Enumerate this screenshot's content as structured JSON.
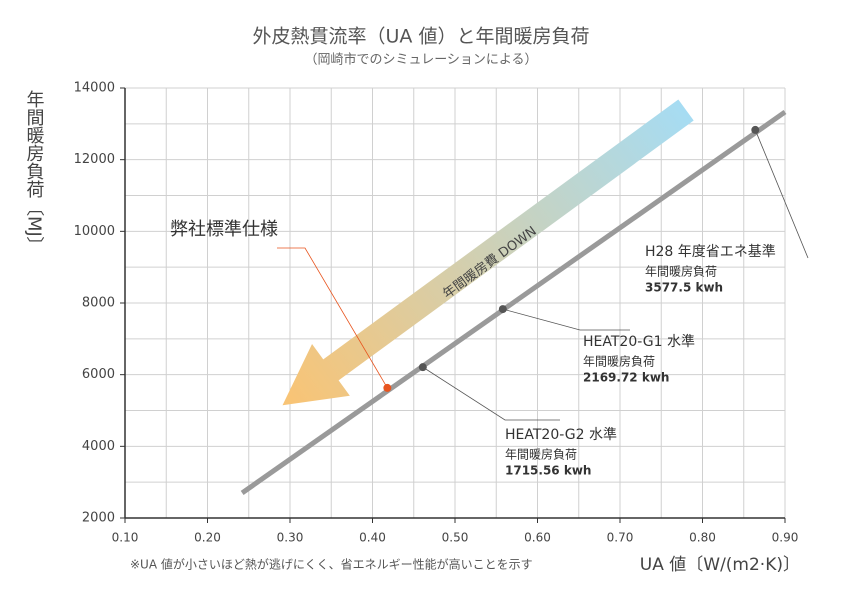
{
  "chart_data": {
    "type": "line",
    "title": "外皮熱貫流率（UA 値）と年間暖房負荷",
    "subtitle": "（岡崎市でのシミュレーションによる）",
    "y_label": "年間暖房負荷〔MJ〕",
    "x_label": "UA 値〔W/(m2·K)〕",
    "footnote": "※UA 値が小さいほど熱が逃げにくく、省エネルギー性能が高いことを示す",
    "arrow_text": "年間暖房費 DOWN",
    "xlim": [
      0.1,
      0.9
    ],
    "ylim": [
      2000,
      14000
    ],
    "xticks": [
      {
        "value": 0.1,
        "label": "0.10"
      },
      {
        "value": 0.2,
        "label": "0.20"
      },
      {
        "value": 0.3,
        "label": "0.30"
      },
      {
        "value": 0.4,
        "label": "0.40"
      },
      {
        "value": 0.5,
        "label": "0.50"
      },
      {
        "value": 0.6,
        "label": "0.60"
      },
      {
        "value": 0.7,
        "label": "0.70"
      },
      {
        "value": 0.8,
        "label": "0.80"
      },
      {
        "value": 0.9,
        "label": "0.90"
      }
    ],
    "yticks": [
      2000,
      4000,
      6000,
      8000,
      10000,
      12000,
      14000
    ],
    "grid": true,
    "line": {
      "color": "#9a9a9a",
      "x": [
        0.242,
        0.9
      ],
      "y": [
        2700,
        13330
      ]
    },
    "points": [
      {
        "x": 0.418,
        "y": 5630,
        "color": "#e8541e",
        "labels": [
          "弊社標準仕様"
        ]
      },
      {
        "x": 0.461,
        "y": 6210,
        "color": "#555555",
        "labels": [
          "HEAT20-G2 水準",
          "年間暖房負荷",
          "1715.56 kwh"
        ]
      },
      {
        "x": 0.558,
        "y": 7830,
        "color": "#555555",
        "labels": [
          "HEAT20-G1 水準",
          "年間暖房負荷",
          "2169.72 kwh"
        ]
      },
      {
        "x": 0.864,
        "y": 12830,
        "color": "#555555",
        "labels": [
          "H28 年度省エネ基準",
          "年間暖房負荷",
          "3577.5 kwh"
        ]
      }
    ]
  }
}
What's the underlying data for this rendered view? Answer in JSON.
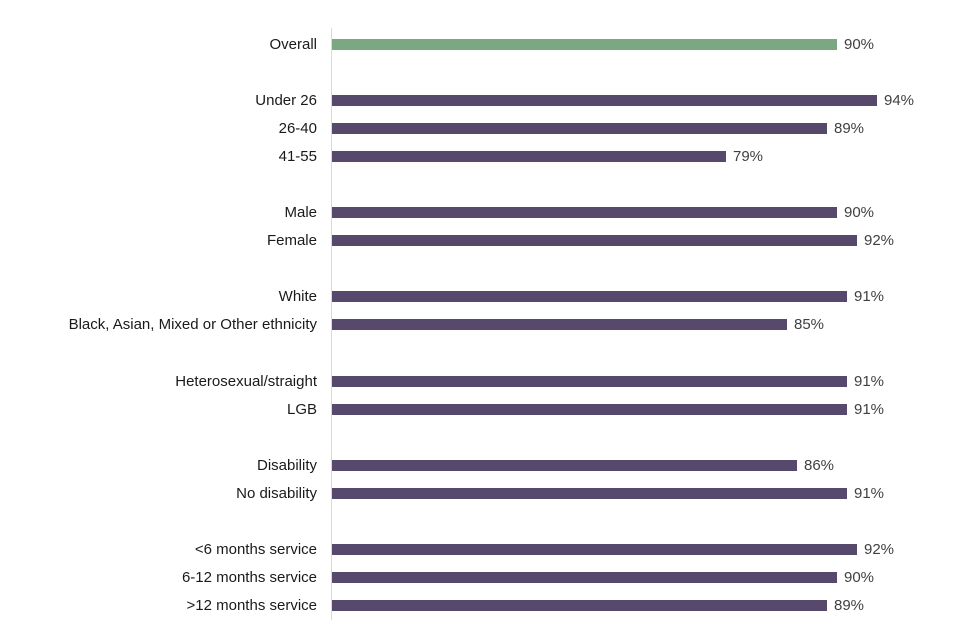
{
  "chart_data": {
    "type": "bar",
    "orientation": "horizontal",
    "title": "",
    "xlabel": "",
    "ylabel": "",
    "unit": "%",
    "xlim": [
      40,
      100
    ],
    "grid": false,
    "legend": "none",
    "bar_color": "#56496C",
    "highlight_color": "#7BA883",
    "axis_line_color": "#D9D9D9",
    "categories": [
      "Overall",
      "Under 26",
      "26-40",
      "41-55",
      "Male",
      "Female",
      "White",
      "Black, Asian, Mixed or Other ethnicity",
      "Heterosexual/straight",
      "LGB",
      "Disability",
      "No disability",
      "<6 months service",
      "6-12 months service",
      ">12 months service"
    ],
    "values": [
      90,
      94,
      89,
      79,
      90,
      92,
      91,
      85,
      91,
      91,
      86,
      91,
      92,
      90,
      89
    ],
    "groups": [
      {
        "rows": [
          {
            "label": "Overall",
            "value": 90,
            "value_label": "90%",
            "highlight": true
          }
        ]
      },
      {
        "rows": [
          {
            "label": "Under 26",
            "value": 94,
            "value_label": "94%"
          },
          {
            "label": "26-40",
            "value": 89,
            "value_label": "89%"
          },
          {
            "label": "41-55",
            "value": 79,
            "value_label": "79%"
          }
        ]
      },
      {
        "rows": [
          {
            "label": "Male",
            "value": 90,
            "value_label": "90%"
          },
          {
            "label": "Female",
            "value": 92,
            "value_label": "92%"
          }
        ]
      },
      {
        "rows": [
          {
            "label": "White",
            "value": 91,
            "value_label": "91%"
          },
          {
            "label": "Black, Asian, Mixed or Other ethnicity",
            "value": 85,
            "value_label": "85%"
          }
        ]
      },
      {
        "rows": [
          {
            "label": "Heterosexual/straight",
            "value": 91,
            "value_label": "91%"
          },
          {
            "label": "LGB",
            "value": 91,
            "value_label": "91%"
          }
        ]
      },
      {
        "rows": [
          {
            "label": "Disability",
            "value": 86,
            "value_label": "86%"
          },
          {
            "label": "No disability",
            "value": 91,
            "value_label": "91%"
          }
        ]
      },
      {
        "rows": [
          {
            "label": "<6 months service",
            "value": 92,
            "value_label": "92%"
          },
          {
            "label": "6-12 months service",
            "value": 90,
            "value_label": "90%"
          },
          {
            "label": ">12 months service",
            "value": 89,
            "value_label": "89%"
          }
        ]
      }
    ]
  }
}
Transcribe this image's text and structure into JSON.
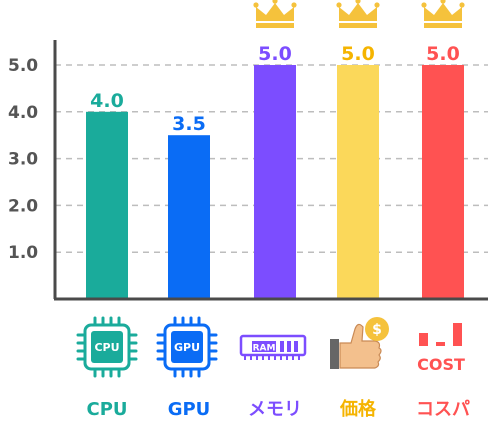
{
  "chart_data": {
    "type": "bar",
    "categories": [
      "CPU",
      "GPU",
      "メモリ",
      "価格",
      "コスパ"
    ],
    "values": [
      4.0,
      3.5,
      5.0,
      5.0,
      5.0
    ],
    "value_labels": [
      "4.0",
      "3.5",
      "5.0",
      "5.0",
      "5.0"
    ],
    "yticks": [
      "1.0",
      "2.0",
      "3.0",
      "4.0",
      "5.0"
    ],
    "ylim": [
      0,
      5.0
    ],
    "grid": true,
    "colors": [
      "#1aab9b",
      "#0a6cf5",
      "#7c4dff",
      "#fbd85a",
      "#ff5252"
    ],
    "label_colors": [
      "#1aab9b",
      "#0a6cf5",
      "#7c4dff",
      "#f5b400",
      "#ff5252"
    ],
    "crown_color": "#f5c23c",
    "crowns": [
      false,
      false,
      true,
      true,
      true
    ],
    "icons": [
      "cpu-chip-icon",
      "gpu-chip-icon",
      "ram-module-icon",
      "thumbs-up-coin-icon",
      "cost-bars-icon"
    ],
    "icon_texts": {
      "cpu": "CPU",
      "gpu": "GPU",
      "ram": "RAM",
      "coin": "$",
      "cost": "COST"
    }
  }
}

▬▬▬

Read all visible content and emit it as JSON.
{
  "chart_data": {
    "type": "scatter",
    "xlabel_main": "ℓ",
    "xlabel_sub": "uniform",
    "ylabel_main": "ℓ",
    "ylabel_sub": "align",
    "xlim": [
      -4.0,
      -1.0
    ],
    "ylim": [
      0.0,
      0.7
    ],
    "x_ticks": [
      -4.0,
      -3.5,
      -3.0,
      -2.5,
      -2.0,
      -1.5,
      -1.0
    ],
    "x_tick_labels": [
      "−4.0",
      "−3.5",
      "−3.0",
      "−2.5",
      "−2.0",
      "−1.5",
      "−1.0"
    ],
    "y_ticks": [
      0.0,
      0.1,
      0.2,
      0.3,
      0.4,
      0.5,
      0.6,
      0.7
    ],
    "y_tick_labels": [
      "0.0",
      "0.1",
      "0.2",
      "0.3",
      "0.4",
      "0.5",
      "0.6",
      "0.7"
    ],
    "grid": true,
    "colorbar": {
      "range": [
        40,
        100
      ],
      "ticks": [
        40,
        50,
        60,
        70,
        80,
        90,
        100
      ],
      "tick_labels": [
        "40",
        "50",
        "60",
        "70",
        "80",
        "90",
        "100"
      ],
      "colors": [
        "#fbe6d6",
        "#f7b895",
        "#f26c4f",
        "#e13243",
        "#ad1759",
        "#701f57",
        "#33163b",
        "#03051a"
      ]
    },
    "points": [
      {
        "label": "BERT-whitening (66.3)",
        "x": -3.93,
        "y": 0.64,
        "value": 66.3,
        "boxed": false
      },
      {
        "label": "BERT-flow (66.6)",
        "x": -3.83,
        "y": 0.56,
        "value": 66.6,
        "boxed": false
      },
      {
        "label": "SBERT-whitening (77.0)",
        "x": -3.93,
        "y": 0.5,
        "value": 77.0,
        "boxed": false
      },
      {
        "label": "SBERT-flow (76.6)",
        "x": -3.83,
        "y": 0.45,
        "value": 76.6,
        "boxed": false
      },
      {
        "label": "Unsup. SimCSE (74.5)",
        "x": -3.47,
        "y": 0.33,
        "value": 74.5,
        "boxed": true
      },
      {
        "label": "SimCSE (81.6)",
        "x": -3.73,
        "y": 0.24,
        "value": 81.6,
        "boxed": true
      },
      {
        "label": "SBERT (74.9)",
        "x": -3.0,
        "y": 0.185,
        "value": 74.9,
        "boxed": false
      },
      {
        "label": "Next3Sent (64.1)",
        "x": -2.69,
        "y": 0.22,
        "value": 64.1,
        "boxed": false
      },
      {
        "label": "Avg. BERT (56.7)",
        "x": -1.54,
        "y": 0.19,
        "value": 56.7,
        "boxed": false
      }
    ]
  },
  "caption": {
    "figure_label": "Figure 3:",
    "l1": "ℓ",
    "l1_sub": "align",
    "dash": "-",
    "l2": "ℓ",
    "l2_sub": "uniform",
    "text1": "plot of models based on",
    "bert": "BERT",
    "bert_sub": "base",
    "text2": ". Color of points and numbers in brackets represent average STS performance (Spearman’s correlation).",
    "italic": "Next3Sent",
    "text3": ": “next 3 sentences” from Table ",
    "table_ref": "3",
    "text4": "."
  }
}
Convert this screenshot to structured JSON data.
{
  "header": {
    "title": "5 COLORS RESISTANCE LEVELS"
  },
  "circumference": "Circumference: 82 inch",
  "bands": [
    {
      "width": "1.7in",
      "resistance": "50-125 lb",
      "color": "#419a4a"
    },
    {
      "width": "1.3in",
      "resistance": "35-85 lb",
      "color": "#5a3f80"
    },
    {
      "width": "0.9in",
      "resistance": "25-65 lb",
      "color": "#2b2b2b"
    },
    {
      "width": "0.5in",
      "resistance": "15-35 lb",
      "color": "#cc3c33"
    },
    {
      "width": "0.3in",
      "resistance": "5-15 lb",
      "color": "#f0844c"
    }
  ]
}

▬▬▬

> [What is needed]:
Find the word "Mixed" in the data and copy out each line where it turns up.

> [Task result]:
      "Black, Asian, Mixed or Other ethnicity",
            "label": "Black, Asian, Mixed or Other ethnicity",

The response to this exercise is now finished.